EXERCISE:
Show each line from the listing that includes the word "this".

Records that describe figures
- - - -
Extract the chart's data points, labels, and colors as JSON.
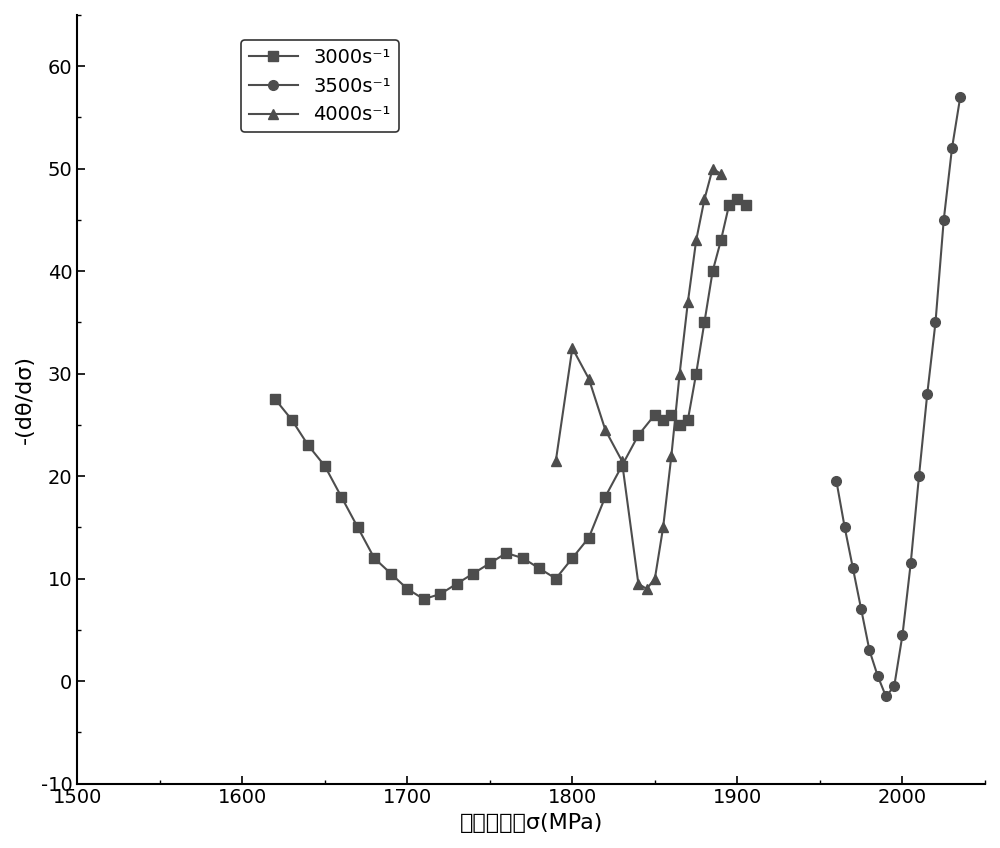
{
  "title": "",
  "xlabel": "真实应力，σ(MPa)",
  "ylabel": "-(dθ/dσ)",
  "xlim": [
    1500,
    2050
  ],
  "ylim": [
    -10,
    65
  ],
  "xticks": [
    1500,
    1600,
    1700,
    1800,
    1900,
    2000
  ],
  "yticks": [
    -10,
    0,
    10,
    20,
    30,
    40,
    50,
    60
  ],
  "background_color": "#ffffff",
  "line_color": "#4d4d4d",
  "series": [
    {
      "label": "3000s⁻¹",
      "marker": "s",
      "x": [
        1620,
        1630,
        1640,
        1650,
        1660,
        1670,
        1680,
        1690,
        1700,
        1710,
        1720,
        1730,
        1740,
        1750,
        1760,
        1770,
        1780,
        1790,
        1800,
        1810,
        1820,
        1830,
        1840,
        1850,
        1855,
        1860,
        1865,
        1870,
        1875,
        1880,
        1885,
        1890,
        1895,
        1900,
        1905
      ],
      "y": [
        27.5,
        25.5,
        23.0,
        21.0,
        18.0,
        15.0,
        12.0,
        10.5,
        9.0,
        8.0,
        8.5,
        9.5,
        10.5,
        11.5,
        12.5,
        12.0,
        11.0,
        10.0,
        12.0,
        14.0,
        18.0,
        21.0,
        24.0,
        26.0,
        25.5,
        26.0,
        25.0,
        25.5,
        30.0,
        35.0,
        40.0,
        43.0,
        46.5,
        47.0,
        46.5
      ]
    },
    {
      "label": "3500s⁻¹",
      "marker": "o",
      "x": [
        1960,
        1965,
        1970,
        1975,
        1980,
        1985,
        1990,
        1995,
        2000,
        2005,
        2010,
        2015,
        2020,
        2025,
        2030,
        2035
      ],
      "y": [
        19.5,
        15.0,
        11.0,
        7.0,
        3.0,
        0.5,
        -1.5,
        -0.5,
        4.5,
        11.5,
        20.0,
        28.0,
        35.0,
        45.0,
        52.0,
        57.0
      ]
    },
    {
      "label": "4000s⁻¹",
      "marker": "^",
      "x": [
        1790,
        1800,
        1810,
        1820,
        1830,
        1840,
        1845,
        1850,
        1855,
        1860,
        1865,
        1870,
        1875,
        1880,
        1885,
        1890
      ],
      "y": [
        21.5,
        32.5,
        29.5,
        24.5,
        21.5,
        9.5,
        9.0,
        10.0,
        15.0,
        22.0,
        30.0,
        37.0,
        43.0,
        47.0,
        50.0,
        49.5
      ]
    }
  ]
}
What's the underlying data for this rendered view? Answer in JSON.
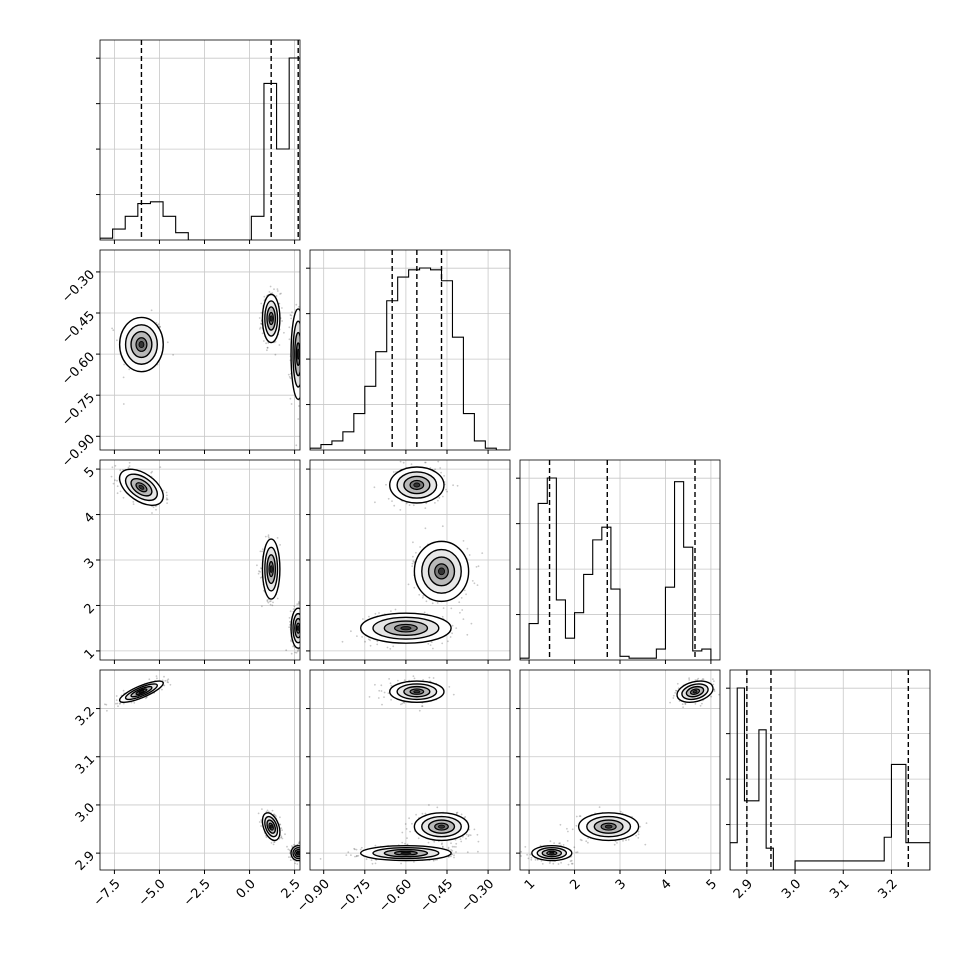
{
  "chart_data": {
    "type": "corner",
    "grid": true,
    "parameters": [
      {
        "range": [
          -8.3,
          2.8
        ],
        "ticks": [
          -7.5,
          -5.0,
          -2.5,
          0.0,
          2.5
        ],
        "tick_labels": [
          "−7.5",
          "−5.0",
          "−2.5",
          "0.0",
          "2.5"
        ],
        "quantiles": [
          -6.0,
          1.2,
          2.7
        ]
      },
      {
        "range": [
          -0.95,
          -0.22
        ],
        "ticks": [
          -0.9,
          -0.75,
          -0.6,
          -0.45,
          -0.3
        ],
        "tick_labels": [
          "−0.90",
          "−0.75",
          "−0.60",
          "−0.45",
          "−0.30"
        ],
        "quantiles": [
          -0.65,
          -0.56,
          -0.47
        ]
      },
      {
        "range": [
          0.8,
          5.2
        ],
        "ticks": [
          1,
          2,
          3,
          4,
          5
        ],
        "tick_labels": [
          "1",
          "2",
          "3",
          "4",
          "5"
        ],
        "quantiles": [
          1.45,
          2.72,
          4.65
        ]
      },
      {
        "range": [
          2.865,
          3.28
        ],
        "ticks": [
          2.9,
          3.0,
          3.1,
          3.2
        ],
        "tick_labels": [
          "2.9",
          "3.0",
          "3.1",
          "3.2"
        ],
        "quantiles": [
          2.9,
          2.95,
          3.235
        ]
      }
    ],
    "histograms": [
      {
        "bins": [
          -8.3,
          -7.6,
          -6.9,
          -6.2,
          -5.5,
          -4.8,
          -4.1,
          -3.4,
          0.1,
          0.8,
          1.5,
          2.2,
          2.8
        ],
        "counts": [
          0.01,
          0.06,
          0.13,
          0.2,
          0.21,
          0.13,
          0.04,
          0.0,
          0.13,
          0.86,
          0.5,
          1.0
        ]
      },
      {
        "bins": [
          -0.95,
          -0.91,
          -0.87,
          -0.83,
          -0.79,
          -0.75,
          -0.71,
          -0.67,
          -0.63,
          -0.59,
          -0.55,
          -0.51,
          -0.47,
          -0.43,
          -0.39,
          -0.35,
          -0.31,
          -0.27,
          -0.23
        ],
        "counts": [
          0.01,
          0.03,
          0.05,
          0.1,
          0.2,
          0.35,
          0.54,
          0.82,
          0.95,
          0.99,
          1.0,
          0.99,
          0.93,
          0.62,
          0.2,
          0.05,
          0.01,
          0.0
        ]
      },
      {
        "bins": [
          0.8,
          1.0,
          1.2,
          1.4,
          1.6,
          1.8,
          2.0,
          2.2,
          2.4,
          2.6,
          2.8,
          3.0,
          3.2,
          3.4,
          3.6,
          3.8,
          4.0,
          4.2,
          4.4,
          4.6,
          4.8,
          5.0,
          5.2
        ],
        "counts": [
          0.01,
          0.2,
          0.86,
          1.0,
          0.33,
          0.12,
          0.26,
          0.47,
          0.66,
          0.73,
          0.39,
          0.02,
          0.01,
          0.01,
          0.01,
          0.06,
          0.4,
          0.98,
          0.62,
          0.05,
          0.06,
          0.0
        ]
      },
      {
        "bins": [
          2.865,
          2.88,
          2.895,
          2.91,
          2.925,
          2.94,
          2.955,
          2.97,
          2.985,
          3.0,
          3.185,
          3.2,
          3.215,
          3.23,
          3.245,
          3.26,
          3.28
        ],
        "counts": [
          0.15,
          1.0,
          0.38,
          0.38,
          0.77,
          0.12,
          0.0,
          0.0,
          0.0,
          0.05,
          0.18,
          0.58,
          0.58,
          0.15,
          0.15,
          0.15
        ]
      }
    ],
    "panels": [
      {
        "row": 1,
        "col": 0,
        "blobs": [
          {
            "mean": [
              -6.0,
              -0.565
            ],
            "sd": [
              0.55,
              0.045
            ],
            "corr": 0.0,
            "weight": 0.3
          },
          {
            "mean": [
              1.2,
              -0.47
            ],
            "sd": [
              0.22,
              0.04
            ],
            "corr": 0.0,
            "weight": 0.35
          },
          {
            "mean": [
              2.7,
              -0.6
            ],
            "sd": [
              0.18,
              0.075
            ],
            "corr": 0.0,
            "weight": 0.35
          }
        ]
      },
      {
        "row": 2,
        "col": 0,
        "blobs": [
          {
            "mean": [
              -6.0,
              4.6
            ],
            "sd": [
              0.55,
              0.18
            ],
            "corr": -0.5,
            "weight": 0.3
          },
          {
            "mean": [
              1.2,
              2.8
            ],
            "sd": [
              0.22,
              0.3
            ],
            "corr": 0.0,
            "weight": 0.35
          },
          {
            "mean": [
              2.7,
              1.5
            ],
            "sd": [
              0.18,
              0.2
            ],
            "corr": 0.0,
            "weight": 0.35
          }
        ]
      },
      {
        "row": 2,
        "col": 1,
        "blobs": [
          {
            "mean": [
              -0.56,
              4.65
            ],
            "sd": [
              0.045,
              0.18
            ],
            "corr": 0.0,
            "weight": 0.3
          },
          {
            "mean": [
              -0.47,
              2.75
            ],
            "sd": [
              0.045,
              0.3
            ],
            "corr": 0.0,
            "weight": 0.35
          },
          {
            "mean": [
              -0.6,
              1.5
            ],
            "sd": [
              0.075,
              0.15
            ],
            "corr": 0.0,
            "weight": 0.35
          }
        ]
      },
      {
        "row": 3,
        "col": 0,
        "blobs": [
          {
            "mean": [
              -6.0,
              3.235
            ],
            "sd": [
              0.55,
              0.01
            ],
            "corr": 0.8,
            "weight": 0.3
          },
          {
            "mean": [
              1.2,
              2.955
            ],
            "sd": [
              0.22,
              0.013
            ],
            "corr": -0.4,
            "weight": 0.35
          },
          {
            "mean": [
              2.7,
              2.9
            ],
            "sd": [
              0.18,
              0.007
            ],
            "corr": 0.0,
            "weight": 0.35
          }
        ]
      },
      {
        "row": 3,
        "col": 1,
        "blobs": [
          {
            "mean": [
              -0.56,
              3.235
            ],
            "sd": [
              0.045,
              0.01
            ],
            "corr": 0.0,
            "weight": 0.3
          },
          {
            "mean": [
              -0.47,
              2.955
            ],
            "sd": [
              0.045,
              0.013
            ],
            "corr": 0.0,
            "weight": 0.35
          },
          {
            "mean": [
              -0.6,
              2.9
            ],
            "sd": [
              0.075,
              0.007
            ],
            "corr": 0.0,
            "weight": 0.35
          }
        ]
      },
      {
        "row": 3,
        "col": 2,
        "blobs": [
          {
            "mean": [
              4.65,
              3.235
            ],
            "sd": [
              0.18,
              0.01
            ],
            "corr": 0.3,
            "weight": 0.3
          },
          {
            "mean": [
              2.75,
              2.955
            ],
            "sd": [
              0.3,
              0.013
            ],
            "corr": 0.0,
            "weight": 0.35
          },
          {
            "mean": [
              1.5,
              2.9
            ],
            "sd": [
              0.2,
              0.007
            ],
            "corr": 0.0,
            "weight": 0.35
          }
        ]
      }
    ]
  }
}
- - - -
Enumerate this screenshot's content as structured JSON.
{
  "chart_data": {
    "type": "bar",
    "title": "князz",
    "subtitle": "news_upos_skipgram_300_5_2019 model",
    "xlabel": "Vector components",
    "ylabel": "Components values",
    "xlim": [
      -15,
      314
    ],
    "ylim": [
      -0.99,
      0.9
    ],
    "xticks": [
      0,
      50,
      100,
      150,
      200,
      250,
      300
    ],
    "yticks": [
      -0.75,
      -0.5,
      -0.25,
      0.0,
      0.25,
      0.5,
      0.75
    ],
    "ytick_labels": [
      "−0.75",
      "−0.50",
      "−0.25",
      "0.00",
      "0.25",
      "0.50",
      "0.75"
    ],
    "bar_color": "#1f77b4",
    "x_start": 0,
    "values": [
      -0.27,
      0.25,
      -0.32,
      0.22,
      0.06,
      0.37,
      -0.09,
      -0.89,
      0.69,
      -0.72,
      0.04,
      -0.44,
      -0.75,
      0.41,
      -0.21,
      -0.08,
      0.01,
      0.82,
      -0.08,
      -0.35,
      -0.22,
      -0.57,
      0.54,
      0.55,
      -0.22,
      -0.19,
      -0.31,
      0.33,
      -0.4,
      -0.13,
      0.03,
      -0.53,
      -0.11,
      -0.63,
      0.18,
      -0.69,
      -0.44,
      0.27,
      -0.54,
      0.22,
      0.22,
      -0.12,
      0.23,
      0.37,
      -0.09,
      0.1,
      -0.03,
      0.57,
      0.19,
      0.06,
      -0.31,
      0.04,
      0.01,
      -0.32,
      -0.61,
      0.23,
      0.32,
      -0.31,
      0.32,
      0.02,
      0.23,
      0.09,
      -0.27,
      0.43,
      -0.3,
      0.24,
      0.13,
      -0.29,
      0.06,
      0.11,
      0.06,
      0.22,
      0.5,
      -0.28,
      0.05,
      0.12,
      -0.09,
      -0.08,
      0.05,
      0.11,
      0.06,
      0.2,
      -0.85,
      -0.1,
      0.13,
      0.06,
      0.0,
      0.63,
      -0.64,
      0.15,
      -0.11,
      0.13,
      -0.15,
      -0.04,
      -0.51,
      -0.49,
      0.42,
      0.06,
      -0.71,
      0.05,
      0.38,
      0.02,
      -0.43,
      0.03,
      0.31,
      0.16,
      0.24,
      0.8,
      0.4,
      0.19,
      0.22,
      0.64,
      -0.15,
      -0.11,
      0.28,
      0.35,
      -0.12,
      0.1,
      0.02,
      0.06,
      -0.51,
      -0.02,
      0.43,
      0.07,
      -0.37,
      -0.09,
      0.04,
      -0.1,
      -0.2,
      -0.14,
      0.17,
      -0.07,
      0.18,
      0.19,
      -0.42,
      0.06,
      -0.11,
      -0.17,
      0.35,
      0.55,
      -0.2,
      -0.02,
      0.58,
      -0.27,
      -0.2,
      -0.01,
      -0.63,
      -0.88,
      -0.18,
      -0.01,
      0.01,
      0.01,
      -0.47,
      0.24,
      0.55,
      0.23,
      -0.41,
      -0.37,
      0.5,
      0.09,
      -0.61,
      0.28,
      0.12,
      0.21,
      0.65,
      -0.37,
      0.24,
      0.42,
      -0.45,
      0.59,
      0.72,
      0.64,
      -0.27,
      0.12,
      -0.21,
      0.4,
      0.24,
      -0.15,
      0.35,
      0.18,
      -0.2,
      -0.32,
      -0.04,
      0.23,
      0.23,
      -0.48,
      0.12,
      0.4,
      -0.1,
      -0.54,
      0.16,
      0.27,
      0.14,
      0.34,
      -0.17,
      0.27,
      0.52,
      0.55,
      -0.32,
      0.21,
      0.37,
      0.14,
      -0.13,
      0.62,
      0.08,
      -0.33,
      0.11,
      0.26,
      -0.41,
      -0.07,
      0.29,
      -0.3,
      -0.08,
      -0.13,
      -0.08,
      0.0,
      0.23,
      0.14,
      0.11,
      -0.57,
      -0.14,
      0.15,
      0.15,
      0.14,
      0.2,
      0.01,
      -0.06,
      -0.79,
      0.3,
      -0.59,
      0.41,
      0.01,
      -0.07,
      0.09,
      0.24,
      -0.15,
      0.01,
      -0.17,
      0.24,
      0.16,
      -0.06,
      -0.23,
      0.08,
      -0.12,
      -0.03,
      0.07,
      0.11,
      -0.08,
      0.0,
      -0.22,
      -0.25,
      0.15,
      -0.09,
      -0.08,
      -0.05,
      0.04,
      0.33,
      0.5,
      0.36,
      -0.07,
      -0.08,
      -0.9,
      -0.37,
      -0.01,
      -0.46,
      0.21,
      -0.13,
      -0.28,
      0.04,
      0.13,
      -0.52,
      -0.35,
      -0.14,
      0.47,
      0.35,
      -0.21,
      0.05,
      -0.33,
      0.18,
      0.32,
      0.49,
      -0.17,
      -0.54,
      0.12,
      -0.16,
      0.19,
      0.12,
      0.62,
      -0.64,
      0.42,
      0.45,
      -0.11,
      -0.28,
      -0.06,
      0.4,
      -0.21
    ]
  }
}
- - - -
SOLUTION:
What's the underlying data for this rendered view? Answer in JSON.
Enumerate this screenshot's content as structured JSON.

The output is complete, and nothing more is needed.